● **Gelesenes anwenden**:
• a. Welche Bandbreitenkosten entstehen dem Eisenrohrhersteller laut dem Artikel über uTube monatlich?
• b. Gib aus dem Artikel über uTube die Stelle wortgetreu wieder, beginnend mit „Die Rohrverkäufer von“ und weiter bis „Dollar pro Monat.“.
• c. Setze den Artikel über uTube nach seinem letzten Satz fort.

● **Text zur Prüfung**:
────────

Aktualisiert 24.05.2007 18:52

Ungleicher Kampf: uTube vs. YouTube

Die Rohrverkäufer von uTube werden von verirrten YouTube-Usern terrorisiert und ziehen nun gegen die Videoplattform vor Gericht.

Die amerikanische Kleinfirma uTube fristete ein beschauliches Dasein – bis vor zwei Jahren YouTube online ging und zum weltgrössten Videoportal aufstieg. Nun schauen täglich 70000 verirrte YouTube-User bei uTube vorbei und bescheren dem Eisenrohrhersteller Bandbreitenkosten von 2500 Dollar pro Monat.

────────

● **Die Daten**:
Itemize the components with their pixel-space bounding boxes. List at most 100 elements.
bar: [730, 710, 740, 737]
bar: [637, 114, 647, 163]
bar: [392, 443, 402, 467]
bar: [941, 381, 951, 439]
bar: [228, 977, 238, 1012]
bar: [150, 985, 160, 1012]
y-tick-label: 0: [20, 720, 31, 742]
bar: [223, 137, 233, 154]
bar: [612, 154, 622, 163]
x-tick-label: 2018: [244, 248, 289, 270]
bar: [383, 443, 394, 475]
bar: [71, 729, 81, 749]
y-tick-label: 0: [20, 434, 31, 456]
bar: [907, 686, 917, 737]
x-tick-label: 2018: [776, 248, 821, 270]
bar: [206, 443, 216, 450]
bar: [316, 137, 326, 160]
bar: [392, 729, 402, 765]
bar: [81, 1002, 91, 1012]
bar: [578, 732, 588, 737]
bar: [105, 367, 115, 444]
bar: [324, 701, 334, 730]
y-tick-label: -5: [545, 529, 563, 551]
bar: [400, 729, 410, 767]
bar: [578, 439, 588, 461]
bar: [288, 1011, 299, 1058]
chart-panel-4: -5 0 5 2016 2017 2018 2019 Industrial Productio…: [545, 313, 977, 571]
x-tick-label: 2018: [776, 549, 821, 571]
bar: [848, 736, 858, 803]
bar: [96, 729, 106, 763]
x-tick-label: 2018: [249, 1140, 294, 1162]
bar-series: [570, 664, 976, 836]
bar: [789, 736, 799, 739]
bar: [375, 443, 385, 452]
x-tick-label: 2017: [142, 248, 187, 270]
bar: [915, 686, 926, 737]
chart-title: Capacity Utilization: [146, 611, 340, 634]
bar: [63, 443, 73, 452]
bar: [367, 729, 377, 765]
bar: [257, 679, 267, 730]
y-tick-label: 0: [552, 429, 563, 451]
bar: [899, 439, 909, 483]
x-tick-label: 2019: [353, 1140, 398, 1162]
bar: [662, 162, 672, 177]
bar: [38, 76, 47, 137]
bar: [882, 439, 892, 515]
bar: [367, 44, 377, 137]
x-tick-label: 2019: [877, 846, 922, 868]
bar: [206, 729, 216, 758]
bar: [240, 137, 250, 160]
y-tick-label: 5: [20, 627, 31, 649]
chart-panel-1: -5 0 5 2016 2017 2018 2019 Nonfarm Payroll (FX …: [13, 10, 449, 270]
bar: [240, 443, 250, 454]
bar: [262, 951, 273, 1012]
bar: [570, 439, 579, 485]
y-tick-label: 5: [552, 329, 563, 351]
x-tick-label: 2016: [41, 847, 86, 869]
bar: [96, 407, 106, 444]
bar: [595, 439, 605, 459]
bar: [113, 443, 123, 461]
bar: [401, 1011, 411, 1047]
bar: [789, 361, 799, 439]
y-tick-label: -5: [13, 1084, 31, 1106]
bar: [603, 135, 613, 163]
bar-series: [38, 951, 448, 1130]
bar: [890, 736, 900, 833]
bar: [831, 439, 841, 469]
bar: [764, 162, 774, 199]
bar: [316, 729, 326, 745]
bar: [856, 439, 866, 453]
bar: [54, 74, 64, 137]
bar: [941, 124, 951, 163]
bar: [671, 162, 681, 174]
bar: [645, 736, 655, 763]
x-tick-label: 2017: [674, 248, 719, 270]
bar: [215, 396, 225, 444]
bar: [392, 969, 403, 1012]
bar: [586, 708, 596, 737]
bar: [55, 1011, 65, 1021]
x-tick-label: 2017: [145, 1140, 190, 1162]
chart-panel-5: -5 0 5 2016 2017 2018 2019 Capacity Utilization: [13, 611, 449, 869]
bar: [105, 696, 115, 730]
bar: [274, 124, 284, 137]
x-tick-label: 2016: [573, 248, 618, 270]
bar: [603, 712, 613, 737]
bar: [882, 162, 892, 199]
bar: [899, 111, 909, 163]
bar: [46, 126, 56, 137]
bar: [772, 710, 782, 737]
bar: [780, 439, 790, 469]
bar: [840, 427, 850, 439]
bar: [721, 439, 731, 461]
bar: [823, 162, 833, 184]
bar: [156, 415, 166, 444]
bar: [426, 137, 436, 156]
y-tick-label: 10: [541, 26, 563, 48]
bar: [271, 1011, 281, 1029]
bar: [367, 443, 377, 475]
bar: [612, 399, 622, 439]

────────

● **Lösungen der Aufgaben**:
• a. 2500 Dollar pro Monat.

• b.
Die Rohrverkäufer von uTube werden von verirrten YouTube-Usern terrorisiert und ziehen nun gegen die Videoplattform vor Gericht.

Die amerikanische Kleinfirma uTube fristete ein beschauliches Dasein – bis vor zwei Jahren YouTube online ging und zum weltgrössten Videoportal aufstieg. Nun schauen täglich 70000 verirrte YouTube-User bei uTube vorbei und bescheren dem Eisenrohrhersteller Bandbreitenkosten von 2500 Dollar pro Monat.

• c.
Damit nicht genug. Neben unzähligen Beschwerden verirrter User, die frustriert vor dem Computer sitzen und das Kontaktformular der Firma für Schimpftiraden missbrauchen, musste sich uTube kürzlich auch Verbreitung von Kinderpornografie vorwerfen lassen: Ein australischer Polizist wollte die Firma anzeigen, falls man nicht den Namen der Person herausrücke, die ein Sex-Video online gestellt habe.

Danach hatte uTube genug und reichte gegen YouTube Klage ein. Die Minifirma will nicht nur eine Entschädigung, sondern auch eine klare Abgrenzung, was die Namen der beiden Sites betrifft.